- _AIM OF THE EXERCISE_:
Below is a set of records. Repeat all of them exactly.

- _EXCERPTED RECORDS_:
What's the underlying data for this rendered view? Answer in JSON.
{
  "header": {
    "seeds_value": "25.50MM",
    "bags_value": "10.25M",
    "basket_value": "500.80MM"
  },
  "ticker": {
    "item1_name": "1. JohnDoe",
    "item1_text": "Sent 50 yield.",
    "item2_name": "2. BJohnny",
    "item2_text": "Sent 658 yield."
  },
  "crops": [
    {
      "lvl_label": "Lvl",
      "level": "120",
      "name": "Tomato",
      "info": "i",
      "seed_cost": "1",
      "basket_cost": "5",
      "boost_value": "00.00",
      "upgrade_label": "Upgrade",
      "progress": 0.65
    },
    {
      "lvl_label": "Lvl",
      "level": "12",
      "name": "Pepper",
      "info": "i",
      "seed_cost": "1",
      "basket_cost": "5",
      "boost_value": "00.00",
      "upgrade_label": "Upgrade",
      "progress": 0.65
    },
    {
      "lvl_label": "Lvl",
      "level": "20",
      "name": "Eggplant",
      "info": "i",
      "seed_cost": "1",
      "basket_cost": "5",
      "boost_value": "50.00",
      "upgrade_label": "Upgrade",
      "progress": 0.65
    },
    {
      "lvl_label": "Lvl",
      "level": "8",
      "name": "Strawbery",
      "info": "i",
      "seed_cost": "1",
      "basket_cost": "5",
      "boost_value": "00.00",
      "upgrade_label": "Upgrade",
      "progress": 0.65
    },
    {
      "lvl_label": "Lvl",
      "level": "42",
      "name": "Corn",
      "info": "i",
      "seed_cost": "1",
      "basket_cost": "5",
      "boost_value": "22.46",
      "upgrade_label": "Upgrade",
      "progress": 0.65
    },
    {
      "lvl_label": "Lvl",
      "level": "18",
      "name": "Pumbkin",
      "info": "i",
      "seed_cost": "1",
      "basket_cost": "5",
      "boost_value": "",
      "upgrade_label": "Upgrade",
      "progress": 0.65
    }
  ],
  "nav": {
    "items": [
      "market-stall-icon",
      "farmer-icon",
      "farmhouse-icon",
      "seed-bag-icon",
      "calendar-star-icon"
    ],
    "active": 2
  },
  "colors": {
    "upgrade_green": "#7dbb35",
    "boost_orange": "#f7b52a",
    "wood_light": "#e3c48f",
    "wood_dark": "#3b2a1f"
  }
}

- _TASK OUTPUT_:
What's the underlying data for this rendered view? Answer in JSON.
{
  "header": {
    "seeds_value": "25.50MM",
    "bags_value": "10.25M",
    "basket_value": "500.80MM"
  },
  "ticker": {
    "item1_name": "1. JohnDoe",
    "item1_text": "Sent 50 yield.",
    "item2_name": "2. BJohnny",
    "item2_text": "Sent 658 yield."
  },
  "crops": [
    {
      "lvl_label": "Lvl",
      "level": "120",
      "name": "Tomato",
      "info": "i",
      "seed_cost": "1",
      "basket_cost": "5",
      "boost_value": "00.00",
      "upgrade_label": "Upgrade",
      "progress": 0.65
    },
    {
      "lvl_label": "Lvl",
      "level": "12",
      "name": "Pepper",
      "info": "i",
      "seed_cost": "1",
      "basket_cost": "5",
      "boost_value": "00.00",
      "upgrade_label": "Upgrade",
      "progress": 0.65
    },
    {
      "lvl_label": "Lvl",
      "level": "20",
      "name": "Eggplant",
      "info": "i",
      "seed_cost": "1",
      "basket_cost": "5",
      "boost_value": "50.00",
      "upgrade_label": "Upgrade",
      "progress": 0.65
    },
    {
      "lvl_label": "Lvl",
      "level": "8",
      "name": "Strawbery",
      "info": "i",
      "seed_cost": "1",
      "basket_cost": "5",
      "boost_value": "00.00",
      "upgrade_label": "Upgrade",
      "progress": 0.65
    },
    {
      "lvl_label": "Lvl",
      "level": "42",
      "name": "Corn",
      "info": "i",
      "seed_cost": "1",
      "basket_cost": "5",
      "boost_value": "22.46",
      "upgrade_label": "Upgrade",
      "progress": 0.65
    },
    {
      "lvl_label": "Lvl",
      "level": "18",
      "name": "Pumbkin",
      "info": "i",
      "seed_cost": "1",
      "basket_cost": "5",
      "boost_value": "",
      "upgrade_label": "Upgrade",
      "progress": 0.65
    }
  ],
  "nav": {
    "items": [
      "market-stall-icon",
      "farmer-icon",
      "farmhouse-icon",
      "seed-bag-icon",
      "calendar-star-icon"
    ],
    "active": 2
  },
  "colors": {
    "upgrade_green": "#7dbb35",
    "boost_orange": "#f7b52a",
    "wood_light": "#e3c48f",
    "wood_dark": "#3b2a1f"
  }
}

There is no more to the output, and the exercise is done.